• Task data:
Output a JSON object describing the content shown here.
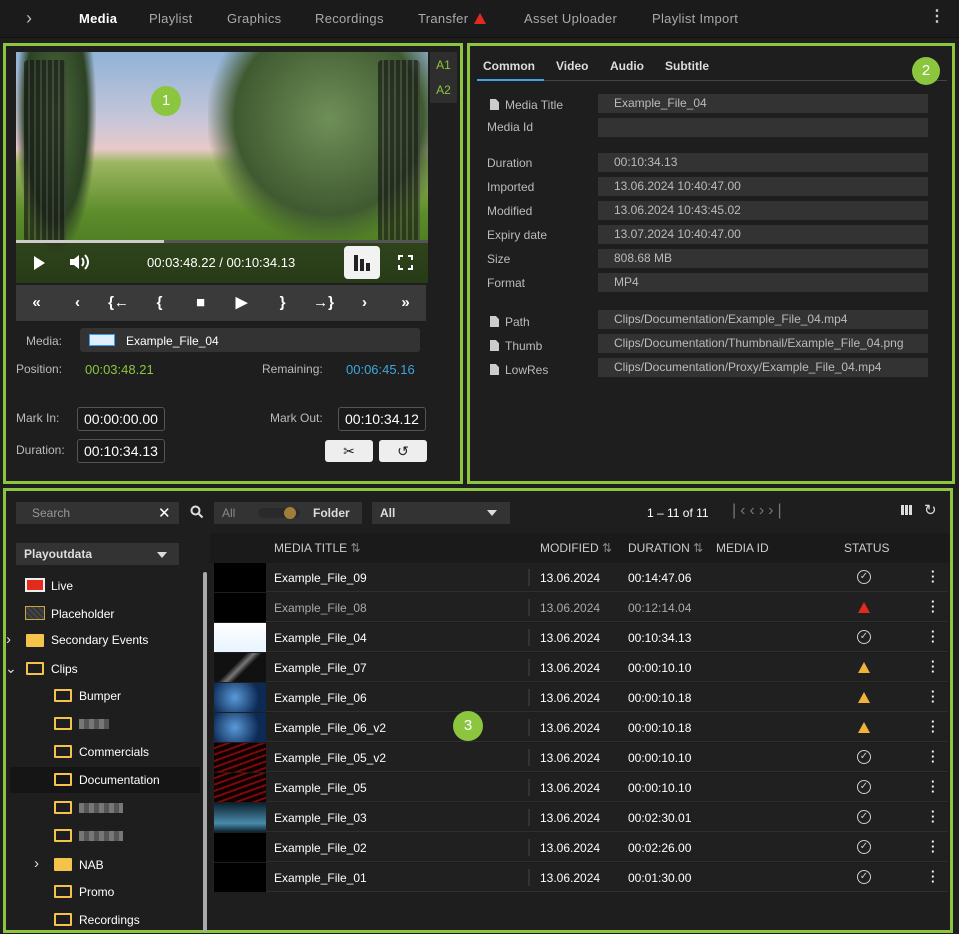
{
  "nav": {
    "items": [
      "Media",
      "Playlist",
      "Graphics",
      "Recordings",
      "Transfer",
      "Asset Uploader",
      "Playlist Import"
    ],
    "active": "Media"
  },
  "badges": [
    "1",
    "2",
    "3"
  ],
  "player": {
    "time": "00:03:48.22 / 00:10:34.13",
    "progress": 0.36,
    "audio_tabs": [
      "A1",
      "A2"
    ],
    "media_label": "Media:",
    "media_value": "Example_File_04",
    "position_label": "Position:",
    "position_value": "00:03:48.21",
    "remaining_label": "Remaining:",
    "remaining_value": "00:06:45.16",
    "markin_label": "Mark In:",
    "markin_value": "00:00:00.00",
    "markout_label": "Mark Out:",
    "markout_value": "00:10:34.12",
    "duration_label": "Duration:",
    "duration_value": "00:10:34.13",
    "colors": {
      "position": "#8cc63f",
      "remaining": "#3ea6e0"
    }
  },
  "props": {
    "tabs": [
      "Common",
      "Video",
      "Audio",
      "Subtitle"
    ],
    "fields": [
      {
        "label": "Media Title",
        "value": "Example_File_04"
      },
      {
        "label": "Media Id",
        "value": ""
      },
      {
        "label": "Duration",
        "value": "00:10:34.13"
      },
      {
        "label": "Imported",
        "value": "13.06.2024 10:40:47.00"
      },
      {
        "label": "Modified",
        "value": "13.06.2024 10:43:45.02"
      },
      {
        "label": "Expiry date",
        "value": "13.07.2024 10:40:47.00"
      },
      {
        "label": "Size",
        "value": "808.68 MB"
      },
      {
        "label": "Format",
        "value": "MP4"
      },
      {
        "label": "Path",
        "value": "Clips/Documentation/Example_File_04.mp4"
      },
      {
        "label": "Thumb",
        "value": "Clips/Documentation/Thumbnail/Example_File_04.png"
      },
      {
        "label": "LowRes",
        "value": "Clips/Documentation/Proxy/Example_File_04.mp4"
      }
    ]
  },
  "library": {
    "search_placeholder": "Search",
    "filter_all": "All",
    "folder_label": "Folder",
    "type_select": "All",
    "pager": "1 – 11 of 11",
    "source": "Playoutdata",
    "tree": {
      "live": "Live",
      "placeholder": "Placeholder",
      "secondary": "Secondary Events",
      "clips": "Clips",
      "bumper": "Bumper",
      "commercials": "Commercials",
      "documentation": "Documentation",
      "nab": "NAB",
      "promo": "Promo",
      "recordings": "Recordings"
    },
    "columns": [
      "MEDIA TITLE",
      "MODIFIED",
      "DURATION",
      "MEDIA ID",
      "STATUS"
    ],
    "rows": [
      {
        "title": "Example_File_09",
        "modified": "13.06.2024",
        "duration": "00:14:47.06",
        "status": "ok"
      },
      {
        "title": "Example_File_08",
        "modified": "13.06.2024",
        "duration": "00:12:14.04",
        "status": "error"
      },
      {
        "title": "Example_File_04",
        "modified": "13.06.2024",
        "duration": "00:10:34.13",
        "status": "ok"
      },
      {
        "title": "Example_File_07",
        "modified": "13.06.2024",
        "duration": "00:00:10.10",
        "status": "warning"
      },
      {
        "title": "Example_File_06",
        "modified": "13.06.2024",
        "duration": "00:00:10.18",
        "status": "warning"
      },
      {
        "title": "Example_File_06_v2",
        "modified": "13.06.2024",
        "duration": "00:00:10.18",
        "status": "warning"
      },
      {
        "title": "Example_File_05_v2",
        "modified": "13.06.2024",
        "duration": "00:00:10.10",
        "status": "ok"
      },
      {
        "title": "Example_File_05",
        "modified": "13.06.2024",
        "duration": "00:00:10.10",
        "status": "ok"
      },
      {
        "title": "Example_File_03",
        "modified": "13.06.2024",
        "duration": "00:02:30.01",
        "status": "ok"
      },
      {
        "title": "Example_File_02",
        "modified": "13.06.2024",
        "duration": "00:02:26.00",
        "status": "ok"
      },
      {
        "title": "Example_File_01",
        "modified": "13.06.2024",
        "duration": "00:01:30.00",
        "status": "ok"
      }
    ]
  },
  "accent": "#8cc63f"
}
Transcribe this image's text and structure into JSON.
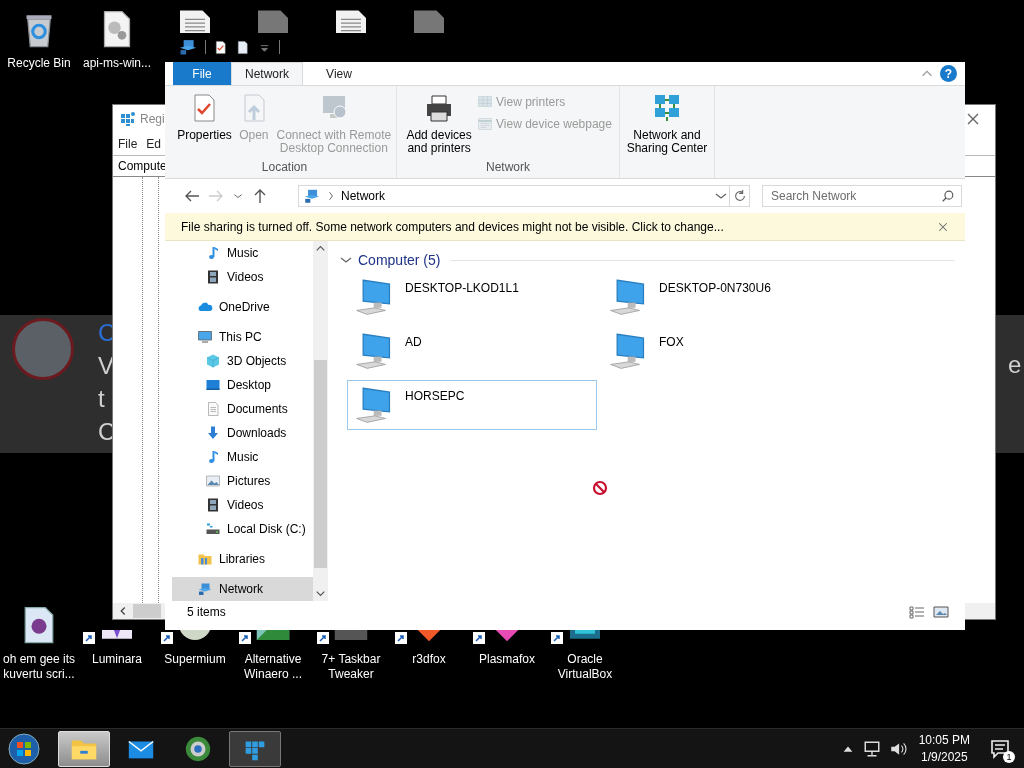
{
  "desktop_top_icons": [
    {
      "kind": "recycle-bin",
      "label": "Recycle Bin"
    },
    {
      "kind": "gear-file",
      "label": "api-ms-win..."
    },
    {
      "kind": "document"
    },
    {
      "kind": "dark-file"
    },
    {
      "kind": "document"
    },
    {
      "kind": "dark-file"
    }
  ],
  "quick_access_toolbar": [
    {
      "kind": "network"
    },
    {
      "kind": "properties"
    },
    {
      "kind": "page"
    },
    {
      "kind": "dropdown"
    }
  ],
  "notification": {
    "title": "C",
    "lines": [
      "V",
      "t",
      "C"
    ],
    "edge_text": "e"
  },
  "background_window": {
    "title": "Regi",
    "menu": [
      "File",
      "Ed"
    ],
    "column": "Compute"
  },
  "explorer": {
    "ribbon_tabs": [
      {
        "label": "File",
        "kind": "file",
        "selected": false
      },
      {
        "label": "Network",
        "kind": "tab",
        "selected": true
      },
      {
        "label": "View",
        "kind": "tab",
        "selected": false
      }
    ],
    "help_label": "?",
    "ribbon_groups": [
      {
        "label": "Location",
        "commands": [
          {
            "label": "Properties",
            "kind": "properties",
            "disabled": false
          },
          {
            "label": "Open",
            "kind": "open",
            "disabled": true
          },
          {
            "label": "Connect with Remote Desktop Connection",
            "kind": "remote",
            "disabled": true
          }
        ]
      },
      {
        "label": "Network",
        "commands": [
          {
            "label": "Add devices and printers",
            "kind": "printer",
            "disabled": false
          },
          {
            "label": "View printers",
            "kind": "grid",
            "disabled": true
          },
          {
            "label": "View device webpage",
            "kind": "webpage",
            "disabled": true
          }
        ]
      },
      {
        "commands": [
          {
            "label": "Network and Sharing Center",
            "kind": "sharing",
            "disabled": false
          }
        ]
      }
    ],
    "address": "Network",
    "search": {
      "placeholder": "Search Network"
    },
    "info_bar": "File sharing is turned off. Some network computers and devices might not be visible. Click to change...",
    "navigation": {
      "continued_items": [
        {
          "label": "Music",
          "kind": "music",
          "selected": false
        },
        {
          "label": "Videos",
          "kind": "videos",
          "selected": false
        }
      ],
      "items": [
        {
          "label": "OneDrive",
          "kind": "onedrive",
          "selected": false
        },
        {
          "label": "This PC",
          "kind": "this-pc",
          "selected": false,
          "children": [
            {
              "label": "3D Objects",
              "kind": "cube",
              "selected": false
            },
            {
              "label": "Desktop",
              "kind": "desktop",
              "selected": false
            },
            {
              "label": "Documents",
              "kind": "documents",
              "selected": false
            },
            {
              "label": "Downloads",
              "kind": "downloads",
              "selected": false
            },
            {
              "label": "Music",
              "kind": "music",
              "selected": false
            },
            {
              "label": "Pictures",
              "kind": "pictures",
              "selected": false
            },
            {
              "label": "Videos",
              "kind": "videos",
              "selected": false
            },
            {
              "label": "Local Disk (C:)",
              "kind": "disk",
              "selected": false
            }
          ]
        },
        {
          "label": "Libraries",
          "kind": "libraries",
          "selected": false
        },
        {
          "label": "Network",
          "kind": "network",
          "selected": true
        }
      ]
    },
    "group": {
      "label": "Computer (5)",
      "expanded": true
    },
    "computers": [
      {
        "name": "DESKTOP-LKOD1L1",
        "selected": false
      },
      {
        "name": "DESKTOP-0N730U6",
        "selected": false
      },
      {
        "name": "AD",
        "selected": false
      },
      {
        "name": "FOX",
        "selected": false
      },
      {
        "name": "HORSEPC",
        "selected": true
      }
    ],
    "status": "5 items"
  },
  "desktop_bottom_icons": [
    {
      "kind": "h-file",
      "label": "oh em gee its kuvertu scri...",
      "shortcut": false
    },
    {
      "kind": "luminara",
      "label": "Luminara",
      "shortcut": true
    },
    {
      "kind": "supermium",
      "label": "Supermium",
      "shortcut": true
    },
    {
      "kind": "winaero",
      "label": "Alternative Winaero ...",
      "shortcut": true
    },
    {
      "kind": "tweaker",
      "label": "7+ Taskbar Tweaker",
      "shortcut": true
    },
    {
      "kind": "r3dfox",
      "label": "r3dfox",
      "shortcut": true
    },
    {
      "kind": "plasmafox",
      "label": "Plasmafox",
      "shortcut": true
    },
    {
      "kind": "virtualbox",
      "label": "Oracle VirtualBox",
      "shortcut": true
    }
  ],
  "taskbar": {
    "apps": [
      {
        "kind": "explorer",
        "open": true,
        "focused": true
      },
      {
        "kind": "mail",
        "open": false,
        "focused": false
      },
      {
        "kind": "browser",
        "open": false,
        "focused": false
      },
      {
        "kind": "regedit",
        "open": true,
        "focused": false
      }
    ],
    "time": "10:05 PM",
    "date": "1/9/2025",
    "notification_count": "1"
  }
}
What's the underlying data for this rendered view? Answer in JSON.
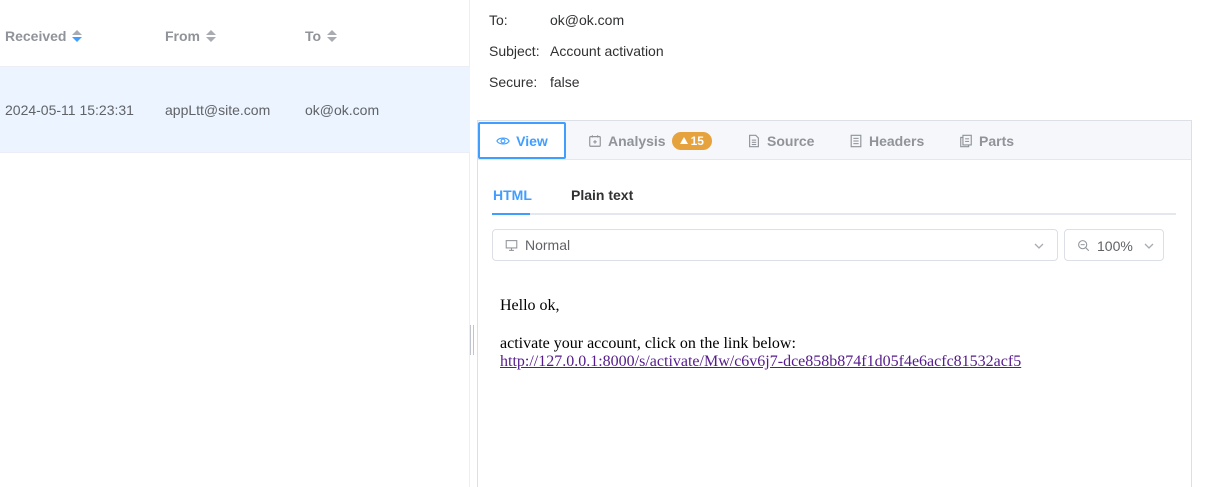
{
  "list": {
    "columns": [
      {
        "label": "Received",
        "sort": "desc"
      },
      {
        "label": "From",
        "sort": "none"
      },
      {
        "label": "To",
        "sort": "none"
      }
    ],
    "rows": [
      {
        "received": "2024-05-11 15:23:31",
        "from": "appLtt@site.com",
        "to": "ok@ok.com",
        "selected": true
      }
    ]
  },
  "message": {
    "to_label": "To:",
    "to_value": "ok@ok.com",
    "subject_label": "Subject:",
    "subject_value": "Account activation",
    "secure_label": "Secure:",
    "secure_value": "false"
  },
  "tabs": [
    {
      "label": "View",
      "icon": "eye-icon",
      "active": true
    },
    {
      "label": "Analysis",
      "icon": "analysis-icon",
      "badge": "15"
    },
    {
      "label": "Source",
      "icon": "document-icon"
    },
    {
      "label": "Headers",
      "icon": "list-icon"
    },
    {
      "label": "Parts",
      "icon": "copy-icon"
    }
  ],
  "subtabs": [
    {
      "label": "HTML",
      "active": true
    },
    {
      "label": "Plain text"
    }
  ],
  "device_select": {
    "value": "Normal",
    "icon": "monitor-icon"
  },
  "zoom_select": {
    "value": "100%",
    "icon": "zoom-icon"
  },
  "body": {
    "greeting": "Hello ok,",
    "line": "activate your account, click on the link below:",
    "link": "http://127.0.0.1:8000/s/activate/Mw/c6v6j7-dce858b874f1d05f4e6acfc81532acf5"
  },
  "colors": {
    "accent": "#409eff",
    "selected_row": "#ecf5ff",
    "badge": "#e6a23c",
    "link": "#551a8b"
  }
}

• Task to complete: Give only the count of lines in which the string "webpage" appears.

• Finished answer: 2